**What you are asked to do:** Write out all of the records precisely. Skip anything that is a picture.
=== Information shown ===
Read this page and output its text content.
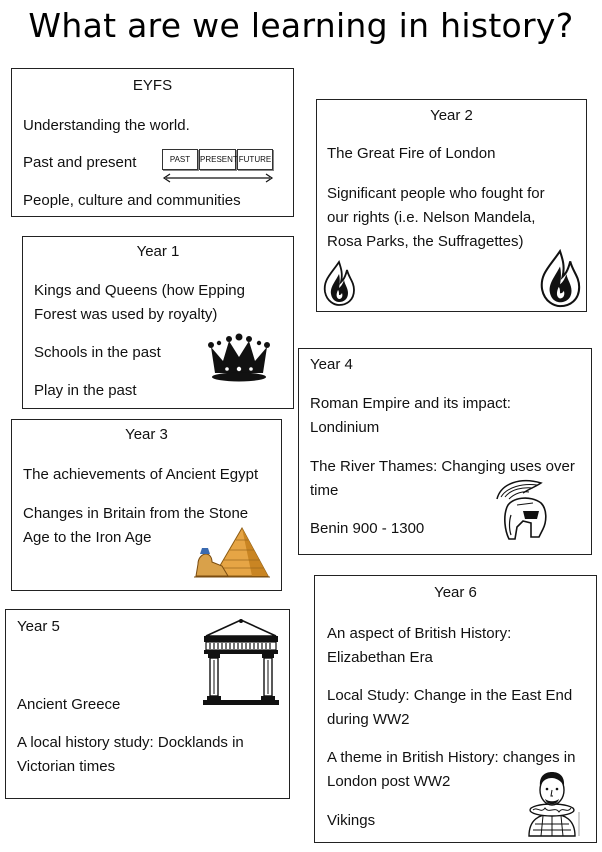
What are we learning in history?
EYFS
Understanding the world.
Past and present
People, culture and communities
PAST	PRESENT FUTURE
Year 2
The Great Fire of London
Significant people who fought for
our rights (i.e. Nelson Mandela,
Rosa Parks, the Suffragettes)
Year 1
Kings and Queens (how Epping
Forest was used by royalty)
Schools in the past
Play in the past
Year 4
Roman Empire and its impact:
Londinium
The River Thames: Changing uses over
time
Benin 900 - 1300
Year 3
The achievements of Ancient Egypt
Changes in Britain from the Stone
Age to the Iron Age
Year 5
Ancient Greece
A local history study: Docklands in
Victorian times
Year 6
An aspect of British History:
Elizabethan Era
Local Study: Change in the East End
during WW2
A theme in British History: changes in
London post WW2
Vikings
===
**The completed task:**
Read this page and output its text content.
What are we learning in history?
EYFS
Understanding the world.
Past and present
People, culture and communities
PAST	PRESENT FUTURE
Year 2
The Great Fire of London
Significant people who fought for
our rights (i.e. Nelson Mandela,
Rosa Parks, the Suffragettes)
Year 1
Kings and Queens (how Epping
Forest was used by royalty)
Schools in the past
Play in the past
Year 4
Roman Empire and its impact:
Londinium
The River Thames: Changing uses over
time
Benin 900 - 1300
Year 3
The achievements of Ancient Egypt
Changes in Britain from the Stone
Age to the Iron Age
Year 5
Ancient Greece
A local history study: Docklands in
Victorian times
Year 6
An aspect of British History:
Elizabethan Era
Local Study: Change in the East End
during WW2
A theme in British History: changes in
London post WW2
Vikings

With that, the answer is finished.